▶ [Request]: Copy out the complete listing, word for word.

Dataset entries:
▼

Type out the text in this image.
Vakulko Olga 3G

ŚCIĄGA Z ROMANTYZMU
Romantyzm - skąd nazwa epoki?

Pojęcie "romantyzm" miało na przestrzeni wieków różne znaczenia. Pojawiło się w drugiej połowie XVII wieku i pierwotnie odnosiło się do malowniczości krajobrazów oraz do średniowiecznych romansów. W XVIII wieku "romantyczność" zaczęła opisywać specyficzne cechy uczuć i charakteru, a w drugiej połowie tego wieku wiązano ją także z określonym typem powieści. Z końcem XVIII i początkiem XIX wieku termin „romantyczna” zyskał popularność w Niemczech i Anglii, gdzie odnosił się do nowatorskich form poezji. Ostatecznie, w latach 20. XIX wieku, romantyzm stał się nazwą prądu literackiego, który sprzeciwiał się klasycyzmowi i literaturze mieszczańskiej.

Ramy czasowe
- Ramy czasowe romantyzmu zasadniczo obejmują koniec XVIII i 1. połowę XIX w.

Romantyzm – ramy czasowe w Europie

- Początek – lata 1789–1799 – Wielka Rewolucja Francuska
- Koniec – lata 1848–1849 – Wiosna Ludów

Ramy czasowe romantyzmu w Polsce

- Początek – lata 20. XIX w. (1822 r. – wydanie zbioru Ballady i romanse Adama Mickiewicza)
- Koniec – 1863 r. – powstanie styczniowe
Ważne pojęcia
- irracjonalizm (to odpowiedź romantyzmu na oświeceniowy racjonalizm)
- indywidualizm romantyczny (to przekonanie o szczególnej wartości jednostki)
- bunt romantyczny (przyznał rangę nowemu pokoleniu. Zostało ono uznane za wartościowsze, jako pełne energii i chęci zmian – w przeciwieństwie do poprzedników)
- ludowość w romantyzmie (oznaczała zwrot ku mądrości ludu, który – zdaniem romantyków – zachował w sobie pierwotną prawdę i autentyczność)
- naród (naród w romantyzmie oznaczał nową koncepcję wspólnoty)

▲

▶ [Written solution]:
Type out the text in this image.
Vakulko Olga 3G

ŚCIĄGA Z ROMANTYZMU
Romantyzm - skąd nazwa epoki?

Pojęcie "romantyzm" miało na przestrzeni wieków różne znaczenia. Pojawiło się w drugiej połowie XVII wieku i pierwotnie odnosiło się do malowniczości krajobrazów oraz do średniowiecznych romansów. W XVIII wieku "romantyczność" zaczęła opisywać specyficzne cechy uczuć i charakteru, a w drugiej połowie tego wieku wiązano ją także z określonym typem powieści. Z końcem XVIII i początkiem XIX wieku termin „romantyczna” zyskał popularność w Niemczech i Anglii, gdzie odnosił się do nowatorskich form poezji. Ostatecznie, w latach 20. XIX wieku, romantyzm stał się nazwą prądu literackiego, który sprzeciwiał się klasycyzmowi i literaturze mieszczańskiej.

Ramy czasowe
- Ramy czasowe romantyzmu zasadniczo obejmują koniec XVIII i 1. połowę XIX w.

Romantyzm – ramy czasowe w Europie

- Początek – lata 1789–1799 – Wielka Rewolucja Francuska
- Koniec – lata 1848–1849 – Wiosna Ludów

Ramy czasowe romantyzmu w Polsce

- Początek – lata 20. XIX w. (1822 r. – wydanie zbioru Ballady i romanse Adama Mickiewicza)
- Koniec – 1863 r. – powstanie styczniowe
Ważne pojęcia
- irracjonalizm (to odpowiedź romantyzmu na oświeceniowy racjonalizm)
- indywidualizm romantyczny (to przekonanie o szczególnej wartości jednostki)
- bunt romantyczny (przyznał rangę nowemu pokoleniu. Zostało ono uznane za wartościowsze, jako pełne energii i chęci zmian – w przeciwieństwie do poprzedników)
- ludowość w romantyzmie (oznaczała zwrot ku mądrości ludu, który – zdaniem romantyków – zachował w sobie pierwotną prawdę i autentyczność)
- naród (naród w romantyzmie oznaczał nową koncepcję wspólnoty)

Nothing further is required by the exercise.